Given problem ->
Reproduce the listing below without any change.
>> BEGIN Dataset records
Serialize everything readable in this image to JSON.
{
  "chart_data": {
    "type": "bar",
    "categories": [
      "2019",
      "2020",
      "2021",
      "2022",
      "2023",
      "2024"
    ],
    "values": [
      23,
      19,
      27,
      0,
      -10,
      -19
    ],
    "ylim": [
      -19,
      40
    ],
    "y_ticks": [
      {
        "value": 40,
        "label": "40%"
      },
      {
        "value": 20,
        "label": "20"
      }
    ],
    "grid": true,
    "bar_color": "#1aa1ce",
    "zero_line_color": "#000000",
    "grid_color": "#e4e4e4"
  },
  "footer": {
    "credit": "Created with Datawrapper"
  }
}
>> END Dataset records
The output ->
Serialize everything readable in this image to JSON.
{
  "chart_data": {
    "type": "bar",
    "categories": [
      "2019",
      "2020",
      "2021",
      "2022",
      "2023",
      "2024"
    ],
    "values": [
      23,
      19,
      27,
      0,
      -10,
      -19
    ],
    "ylim": [
      -19,
      40
    ],
    "y_ticks": [
      {
        "value": 40,
        "label": "40%"
      },
      {
        "value": 20,
        "label": "20"
      }
    ],
    "grid": true,
    "bar_color": "#1aa1ce",
    "zero_line_color": "#000000",
    "grid_color": "#e4e4e4"
  },
  "footer": {
    "credit": "Created with Datawrapper"
  }
}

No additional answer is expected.